§ EXERCISE DESCRIPTION
From top to bottom, return the listing exactly as it appears, omitting its images.
####
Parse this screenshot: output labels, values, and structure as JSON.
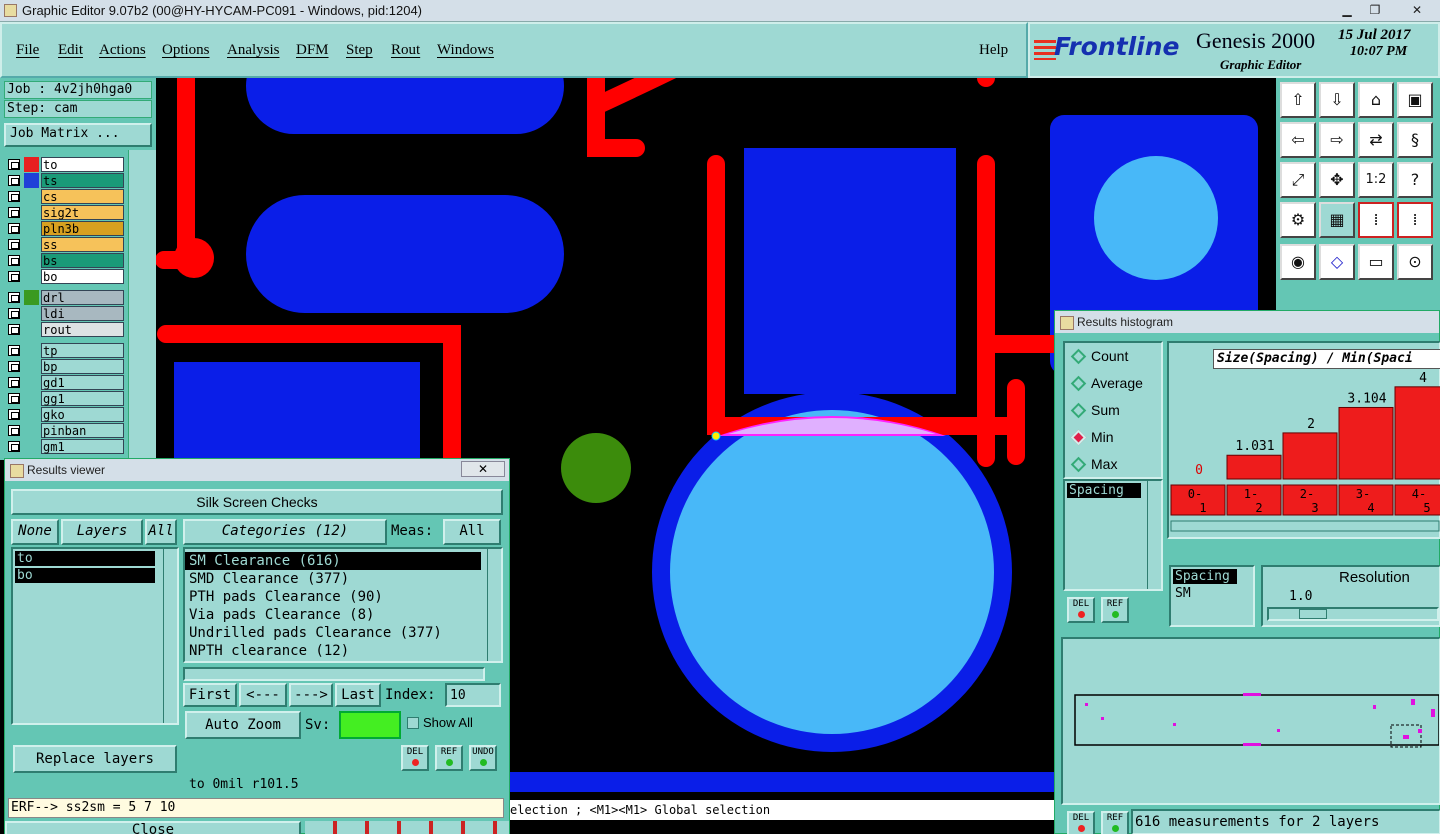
{
  "window": {
    "title": "Graphic Editor 9.07b2 (00@HY-HYCAM-PC091 - Windows, pid:1204)"
  },
  "menu": {
    "items": [
      "File",
      "Edit",
      "Actions",
      "Options",
      "Analysis",
      "DFM",
      "Step",
      "Rout",
      "Windows"
    ],
    "help": "Help"
  },
  "brand": {
    "logo": "Frontline",
    "product": "Genesis 2000",
    "subtitle": "Graphic Editor",
    "date": "15 Jul 2017",
    "time": "10:07 PM"
  },
  "job": {
    "job_label": "Job : 4v2jh0hga0",
    "step_label": "Step: cam",
    "matrix_button": "Job Matrix ..."
  },
  "layers": [
    {
      "name": "to",
      "bg": "#ffffff",
      "swatch": "#e82020"
    },
    {
      "name": "ts",
      "bg": "#1a9a78",
      "swatch": "#2040d8"
    },
    {
      "name": "cs",
      "bg": "#f6c25a",
      "swatch": ""
    },
    {
      "name": "sig2t",
      "bg": "#f6c25a",
      "swatch": ""
    },
    {
      "name": "pln3b",
      "bg": "#d8a020",
      "swatch": ""
    },
    {
      "name": "ss",
      "bg": "#f6c25a",
      "swatch": ""
    },
    {
      "name": "bs",
      "bg": "#1a9a78",
      "swatch": ""
    },
    {
      "name": "bo",
      "bg": "#ffffff",
      "swatch": ""
    },
    {
      "name": "drl",
      "bg": "#a8b8c0",
      "swatch": "#3a9a20"
    },
    {
      "name": "ldi",
      "bg": "#a8b8c0",
      "swatch": ""
    },
    {
      "name": "rout",
      "bg": "#dde2e4",
      "swatch": ""
    },
    {
      "name": "tp",
      "bg": "#9ed9d3",
      "swatch": ""
    },
    {
      "name": "bp",
      "bg": "#9ed9d3",
      "swatch": ""
    },
    {
      "name": "gd1",
      "bg": "#9ed9d3",
      "swatch": ""
    },
    {
      "name": "gg1",
      "bg": "#9ed9d3",
      "swatch": ""
    },
    {
      "name": "gko",
      "bg": "#9ed9d3",
      "swatch": ""
    },
    {
      "name": "pinban",
      "bg": "#9ed9d3",
      "swatch": ""
    },
    {
      "name": "gm1",
      "bg": "#9ed9d3",
      "swatch": ""
    }
  ],
  "results_viewer": {
    "title": "Results viewer",
    "check_name": "Silk Screen Checks",
    "none_label": "None",
    "layers_label": "Layers",
    "all_label": "All",
    "selected_layers": [
      "to",
      "bo"
    ],
    "categories_label": "Categories (12)",
    "meas_label": "Meas:",
    "meas_value": "All",
    "categories": [
      "SM Clearance (616)",
      "SMD Clearance (377)",
      "PTH pads Clearance (90)",
      "Via pads Clearance (8)",
      "Undrilled pads Clearance (377)",
      "NPTH clearance (12)"
    ],
    "nav": {
      "first": "First",
      "prev": "<---",
      "next": "--->",
      "last": "Last",
      "index_label": "Index:",
      "index_value": "10"
    },
    "auto_zoom": "Auto Zoom",
    "sv_label": "Sv:",
    "show_all": "Show All",
    "replace_layers": "Replace layers",
    "del": "DEL",
    "ref": "REF",
    "undo": "UNDO",
    "status": "to 0mil  r101.5",
    "close": "Close"
  },
  "command_line": "ERF--> ss2sm = 5 7 10",
  "status_hint": "election ; <M1><M1> Global selection",
  "histogram": {
    "title": "Results histogram",
    "modes": [
      "Count",
      "Average",
      "Sum",
      "Min",
      "Max"
    ],
    "selected_mode": "Min",
    "field_list": [
      "Spacing"
    ],
    "header": "Size(Spacing) / Min(Spaci",
    "resolution_label": "Resolution",
    "resolution_value": "1.0",
    "types": [
      "Spacing",
      "SM"
    ],
    "del": "DEL",
    "ref": "REF",
    "footer": "616 measurements for 2 layers"
  },
  "chart_data": {
    "type": "bar",
    "title": "Size(Spacing) / Min(Spaci",
    "categories": [
      "0-1",
      "1-2",
      "2-3",
      "3-4",
      "4-5"
    ],
    "values": [
      0,
      1.031,
      2,
      3.104,
      4
    ],
    "value_labels": [
      "0",
      "1.031",
      "2",
      "3.104",
      "4"
    ],
    "ylim": [
      0,
      4.6
    ],
    "color": "#ee1c1c"
  },
  "colors": {
    "panel": "#64c6b4",
    "panel_light": "#9ed9d3",
    "red": "#ff0000",
    "blue": "#0a1ee8",
    "light_blue": "#48b8f8",
    "green": "#3c8c0c",
    "magenta": "#ff22ff"
  }
}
####
§ RESULT OF THIS EXERCISE
Parse this screenshot: output labels, values, and structure as JSON.
{
  "window": {
    "title": "Graphic Editor 9.07b2 (00@HY-HYCAM-PC091 - Windows, pid:1204)"
  },
  "menu": {
    "items": [
      "File",
      "Edit",
      "Actions",
      "Options",
      "Analysis",
      "DFM",
      "Step",
      "Rout",
      "Windows"
    ],
    "help": "Help"
  },
  "brand": {
    "logo": "Frontline",
    "product": "Genesis 2000",
    "subtitle": "Graphic Editor",
    "date": "15 Jul 2017",
    "time": "10:07 PM"
  },
  "job": {
    "job_label": "Job : 4v2jh0hga0",
    "step_label": "Step: cam",
    "matrix_button": "Job Matrix ..."
  },
  "layers": [
    {
      "name": "to",
      "bg": "#ffffff",
      "swatch": "#e82020"
    },
    {
      "name": "ts",
      "bg": "#1a9a78",
      "swatch": "#2040d8"
    },
    {
      "name": "cs",
      "bg": "#f6c25a",
      "swatch": ""
    },
    {
      "name": "sig2t",
      "bg": "#f6c25a",
      "swatch": ""
    },
    {
      "name": "pln3b",
      "bg": "#d8a020",
      "swatch": ""
    },
    {
      "name": "ss",
      "bg": "#f6c25a",
      "swatch": ""
    },
    {
      "name": "bs",
      "bg": "#1a9a78",
      "swatch": ""
    },
    {
      "name": "bo",
      "bg": "#ffffff",
      "swatch": ""
    },
    {
      "name": "drl",
      "bg": "#a8b8c0",
      "swatch": "#3a9a20"
    },
    {
      "name": "ldi",
      "bg": "#a8b8c0",
      "swatch": ""
    },
    {
      "name": "rout",
      "bg": "#dde2e4",
      "swatch": ""
    },
    {
      "name": "tp",
      "bg": "#9ed9d3",
      "swatch": ""
    },
    {
      "name": "bp",
      "bg": "#9ed9d3",
      "swatch": ""
    },
    {
      "name": "gd1",
      "bg": "#9ed9d3",
      "swatch": ""
    },
    {
      "name": "gg1",
      "bg": "#9ed9d3",
      "swatch": ""
    },
    {
      "name": "gko",
      "bg": "#9ed9d3",
      "swatch": ""
    },
    {
      "name": "pinban",
      "bg": "#9ed9d3",
      "swatch": ""
    },
    {
      "name": "gm1",
      "bg": "#9ed9d3",
      "swatch": ""
    }
  ],
  "results_viewer": {
    "title": "Results viewer",
    "check_name": "Silk Screen Checks",
    "none_label": "None",
    "layers_label": "Layers",
    "all_label": "All",
    "selected_layers": [
      "to",
      "bo"
    ],
    "categories_label": "Categories (12)",
    "meas_label": "Meas:",
    "meas_value": "All",
    "categories": [
      "SM Clearance (616)",
      "SMD Clearance (377)",
      "PTH pads Clearance (90)",
      "Via pads Clearance (8)",
      "Undrilled pads Clearance (377)",
      "NPTH clearance (12)"
    ],
    "nav": {
      "first": "First",
      "prev": "<---",
      "next": "--->",
      "last": "Last",
      "index_label": "Index:",
      "index_value": "10"
    },
    "auto_zoom": "Auto Zoom",
    "sv_label": "Sv:",
    "show_all": "Show All",
    "replace_layers": "Replace layers",
    "del": "DEL",
    "ref": "REF",
    "undo": "UNDO",
    "status": "to 0mil  r101.5",
    "close": "Close"
  },
  "command_line": "ERF--> ss2sm = 5 7 10",
  "status_hint": "election ; <M1><M1> Global selection",
  "histogram": {
    "title": "Results histogram",
    "modes": [
      "Count",
      "Average",
      "Sum",
      "Min",
      "Max"
    ],
    "selected_mode": "Min",
    "field_list": [
      "Spacing"
    ],
    "header": "Size(Spacing) / Min(Spaci",
    "resolution_label": "Resolution",
    "resolution_value": "1.0",
    "types": [
      "Spacing",
      "SM"
    ],
    "del": "DEL",
    "ref": "REF",
    "footer": "616 measurements for 2 layers"
  },
  "chart_data": {
    "type": "bar",
    "title": "Size(Spacing) / Min(Spaci",
    "categories": [
      "0-1",
      "1-2",
      "2-3",
      "3-4",
      "4-5"
    ],
    "values": [
      0,
      1.031,
      2,
      3.104,
      4
    ],
    "value_labels": [
      "0",
      "1.031",
      "2",
      "3.104",
      "4"
    ],
    "ylim": [
      0,
      4.6
    ],
    "color": "#ee1c1c"
  },
  "colors": {
    "panel": "#64c6b4",
    "panel_light": "#9ed9d3",
    "red": "#ff0000",
    "blue": "#0a1ee8",
    "light_blue": "#48b8f8",
    "green": "#3c8c0c",
    "magenta": "#ff22ff"
  }
}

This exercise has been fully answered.